The problem ▸ Copy out every line of the data exactly.

-------- Information given

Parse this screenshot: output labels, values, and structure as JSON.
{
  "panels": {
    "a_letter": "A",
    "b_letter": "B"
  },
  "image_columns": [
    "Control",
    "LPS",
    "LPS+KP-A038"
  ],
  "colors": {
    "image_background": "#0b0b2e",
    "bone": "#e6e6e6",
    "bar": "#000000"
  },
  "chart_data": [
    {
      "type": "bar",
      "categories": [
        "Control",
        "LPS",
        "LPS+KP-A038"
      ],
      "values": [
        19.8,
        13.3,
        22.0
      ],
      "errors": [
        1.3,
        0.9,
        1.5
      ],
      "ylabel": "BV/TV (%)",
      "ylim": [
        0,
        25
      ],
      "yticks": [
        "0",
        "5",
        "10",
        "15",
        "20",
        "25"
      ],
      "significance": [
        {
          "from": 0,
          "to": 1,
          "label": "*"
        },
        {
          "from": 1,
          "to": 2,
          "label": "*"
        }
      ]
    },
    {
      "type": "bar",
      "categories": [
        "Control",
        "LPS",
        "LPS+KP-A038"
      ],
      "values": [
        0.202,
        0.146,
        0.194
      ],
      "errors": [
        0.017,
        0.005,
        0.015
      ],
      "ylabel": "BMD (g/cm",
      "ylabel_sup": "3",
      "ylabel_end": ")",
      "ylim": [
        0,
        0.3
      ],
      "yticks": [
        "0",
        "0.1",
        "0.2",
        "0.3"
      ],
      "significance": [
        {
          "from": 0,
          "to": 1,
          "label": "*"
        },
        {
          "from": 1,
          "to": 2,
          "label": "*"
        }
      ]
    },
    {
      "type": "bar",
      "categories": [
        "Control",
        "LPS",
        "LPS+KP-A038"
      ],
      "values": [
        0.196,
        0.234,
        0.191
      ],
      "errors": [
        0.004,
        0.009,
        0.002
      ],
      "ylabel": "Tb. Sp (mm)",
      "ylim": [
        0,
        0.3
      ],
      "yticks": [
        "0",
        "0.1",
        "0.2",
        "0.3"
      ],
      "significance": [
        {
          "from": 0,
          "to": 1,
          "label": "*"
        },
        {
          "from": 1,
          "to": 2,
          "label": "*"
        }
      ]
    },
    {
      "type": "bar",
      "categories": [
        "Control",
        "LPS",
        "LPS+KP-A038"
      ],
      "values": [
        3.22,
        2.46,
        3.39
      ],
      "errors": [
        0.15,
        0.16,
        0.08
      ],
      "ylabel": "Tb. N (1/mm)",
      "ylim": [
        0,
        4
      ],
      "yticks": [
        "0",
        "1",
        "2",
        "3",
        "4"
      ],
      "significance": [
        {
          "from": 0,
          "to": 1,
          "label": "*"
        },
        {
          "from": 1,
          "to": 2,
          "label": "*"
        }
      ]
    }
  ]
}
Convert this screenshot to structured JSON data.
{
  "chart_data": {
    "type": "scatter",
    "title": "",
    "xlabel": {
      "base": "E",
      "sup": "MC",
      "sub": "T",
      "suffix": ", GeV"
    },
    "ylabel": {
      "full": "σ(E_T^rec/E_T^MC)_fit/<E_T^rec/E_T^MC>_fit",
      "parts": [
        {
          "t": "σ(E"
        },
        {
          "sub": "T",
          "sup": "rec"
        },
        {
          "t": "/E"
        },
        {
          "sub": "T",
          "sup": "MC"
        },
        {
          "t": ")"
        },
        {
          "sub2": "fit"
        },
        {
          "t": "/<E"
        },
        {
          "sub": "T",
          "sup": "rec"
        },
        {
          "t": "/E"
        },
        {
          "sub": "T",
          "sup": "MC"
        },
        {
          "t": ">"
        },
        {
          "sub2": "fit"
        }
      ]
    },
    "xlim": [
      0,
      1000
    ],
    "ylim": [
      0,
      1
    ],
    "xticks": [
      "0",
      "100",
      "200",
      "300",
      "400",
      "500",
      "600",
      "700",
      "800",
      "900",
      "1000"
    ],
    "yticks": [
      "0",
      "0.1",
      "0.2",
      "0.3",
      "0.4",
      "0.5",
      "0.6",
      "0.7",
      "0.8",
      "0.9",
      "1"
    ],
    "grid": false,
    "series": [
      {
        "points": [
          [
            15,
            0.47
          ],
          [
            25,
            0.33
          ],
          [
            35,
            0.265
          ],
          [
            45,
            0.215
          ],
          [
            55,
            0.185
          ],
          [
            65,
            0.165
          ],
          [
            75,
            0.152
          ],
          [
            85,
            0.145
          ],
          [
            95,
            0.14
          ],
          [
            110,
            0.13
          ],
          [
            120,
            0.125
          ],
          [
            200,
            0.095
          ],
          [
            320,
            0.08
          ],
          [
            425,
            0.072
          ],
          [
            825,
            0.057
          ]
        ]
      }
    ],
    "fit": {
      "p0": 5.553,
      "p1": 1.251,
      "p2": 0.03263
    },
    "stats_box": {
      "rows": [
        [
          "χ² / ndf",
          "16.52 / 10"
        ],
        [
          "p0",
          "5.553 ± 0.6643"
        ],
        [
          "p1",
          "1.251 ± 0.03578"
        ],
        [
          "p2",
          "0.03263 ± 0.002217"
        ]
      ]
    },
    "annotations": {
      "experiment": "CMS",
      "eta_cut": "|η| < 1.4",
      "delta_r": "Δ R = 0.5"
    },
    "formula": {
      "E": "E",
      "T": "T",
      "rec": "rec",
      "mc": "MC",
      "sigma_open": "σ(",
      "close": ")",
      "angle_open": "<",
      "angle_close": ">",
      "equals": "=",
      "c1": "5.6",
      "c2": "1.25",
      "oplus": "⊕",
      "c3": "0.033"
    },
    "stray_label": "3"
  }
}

----------------

Response ▸
Parse this screenshot: output labels, values, and structure as JSON.
{
  "panels": {
    "a_letter": "A",
    "b_letter": "B"
  },
  "image_columns": [
    "Control",
    "LPS",
    "LPS+KP-A038"
  ],
  "colors": {
    "image_background": "#0b0b2e",
    "bone": "#e6e6e6",
    "bar": "#000000"
  },
  "chart_data": [
    {
      "type": "bar",
      "categories": [
        "Control",
        "LPS",
        "LPS+KP-A038"
      ],
      "values": [
        19.8,
        13.3,
        22.0
      ],
      "errors": [
        1.3,
        0.9,
        1.5
      ],
      "ylabel": "BV/TV (%)",
      "ylim": [
        0,
        25
      ],
      "yticks": [
        "0",
        "5",
        "10",
        "15",
        "20",
        "25"
      ],
      "significance": [
        {
          "from": 0,
          "to": 1,
          "label": "*"
        },
        {
          "from": 1,
          "to": 2,
          "label": "*"
        }
      ]
    },
    {
      "type": "bar",
      "categories": [
        "Control",
        "LPS",
        "LPS+KP-A038"
      ],
      "values": [
        0.202,
        0.146,
        0.194
      ],
      "errors": [
        0.017,
        0.005,
        0.015
      ],
      "ylabel": "BMD (g/cm",
      "ylabel_sup": "3",
      "ylabel_end": ")",
      "ylim": [
        0,
        0.3
      ],
      "yticks": [
        "0",
        "0.1",
        "0.2",
        "0.3"
      ],
      "significance": [
        {
          "from": 0,
          "to": 1,
          "label": "*"
        },
        {
          "from": 1,
          "to": 2,
          "label": "*"
        }
      ]
    },
    {
      "type": "bar",
      "categories": [
        "Control",
        "LPS",
        "LPS+KP-A038"
      ],
      "values": [
        0.196,
        0.234,
        0.191
      ],
      "errors": [
        0.004,
        0.009,
        0.002
      ],
      "ylabel": "Tb. Sp (mm)",
      "ylim": [
        0,
        0.3
      ],
      "yticks": [
        "0",
        "0.1",
        "0.2",
        "0.3"
      ],
      "significance": [
        {
          "from": 0,
          "to": 1,
          "label": "*"
        },
        {
          "from": 1,
          "to": 2,
          "label": "*"
        }
      ]
    },
    {
      "type": "bar",
      "categories": [
        "Control",
        "LPS",
        "LPS+KP-A038"
      ],
      "values": [
        3.22,
        2.46,
        3.39
      ],
      "errors": [
        0.15,
        0.16,
        0.08
      ],
      "ylabel": "Tb. N (1/mm)",
      "ylim": [
        0,
        4
      ],
      "yticks": [
        "0",
        "1",
        "2",
        "3",
        "4"
      ],
      "significance": [
        {
          "from": 0,
          "to": 1,
          "label": "*"
        },
        {
          "from": 1,
          "to": 2,
          "label": "*"
        }
      ]
    }
  ]
}
Convert this screenshot to structured JSON data.
{
  "chart_data": {
    "type": "scatter",
    "title": "",
    "xlabel": {
      "base": "E",
      "sup": "MC",
      "sub": "T",
      "suffix": ", GeV"
    },
    "ylabel": {
      "full": "σ(E_T^rec/E_T^MC)_fit/<E_T^rec/E_T^MC>_fit",
      "parts": [
        {
          "t": "σ(E"
        },
        {
          "sub": "T",
          "sup": "rec"
        },
        {
          "t": "/E"
        },
        {
          "sub": "T",
          "sup": "MC"
        },
        {
          "t": ")"
        },
        {
          "sub2": "fit"
        },
        {
          "t": "/<E"
        },
        {
          "sub": "T",
          "sup": "rec"
        },
        {
          "t": "/E"
        },
        {
          "sub": "T",
          "sup": "MC"
        },
        {
          "t": ">"
        },
        {
          "sub2": "fit"
        }
      ]
    },
    "xlim": [
      0,
      1000
    ],
    "ylim": [
      0,
      1
    ],
    "xticks": [
      "0",
      "100",
      "200",
      "300",
      "400",
      "500",
      "600",
      "700",
      "800",
      "900",
      "1000"
    ],
    "yticks": [
      "0",
      "0.1",
      "0.2",
      "0.3",
      "0.4",
      "0.5",
      "0.6",
      "0.7",
      "0.8",
      "0.9",
      "1"
    ],
    "grid": false,
    "series": [
      {
        "points": [
          [
            15,
            0.47
          ],
          [
            25,
            0.33
          ],
          [
            35,
            0.265
          ],
          [
            45,
            0.215
          ],
          [
            55,
            0.185
          ],
          [
            65,
            0.165
          ],
          [
            75,
            0.152
          ],
          [
            85,
            0.145
          ],
          [
            95,
            0.14
          ],
          [
            110,
            0.13
          ],
          [
            120,
            0.125
          ],
          [
            200,
            0.095
          ],
          [
            320,
            0.08
          ],
          [
            425,
            0.072
          ],
          [
            825,
            0.057
          ]
        ]
      }
    ],
    "fit": {
      "p0": 5.553,
      "p1": 1.251,
      "p2": 0.03263
    },
    "stats_box": {
      "rows": [
        [
          "χ² / ndf",
          "16.52 / 10"
        ],
        [
          "p0",
          "5.553 ± 0.6643"
        ],
        [
          "p1",
          "1.251 ± 0.03578"
        ],
        [
          "p2",
          "0.03263 ± 0.002217"
        ]
      ]
    },
    "annotations": {
      "experiment": "CMS",
      "eta_cut": "|η| < 1.4",
      "delta_r": "Δ R = 0.5"
    },
    "formula": {
      "E": "E",
      "T": "T",
      "rec": "rec",
      "mc": "MC",
      "sigma_open": "σ(",
      "close": ")",
      "angle_open": "<",
      "angle_close": ">",
      "equals": "=",
      "c1": "5.6",
      "c2": "1.25",
      "oplus": "⊕",
      "c3": "0.033"
    },
    "stray_label": "3"
  }
}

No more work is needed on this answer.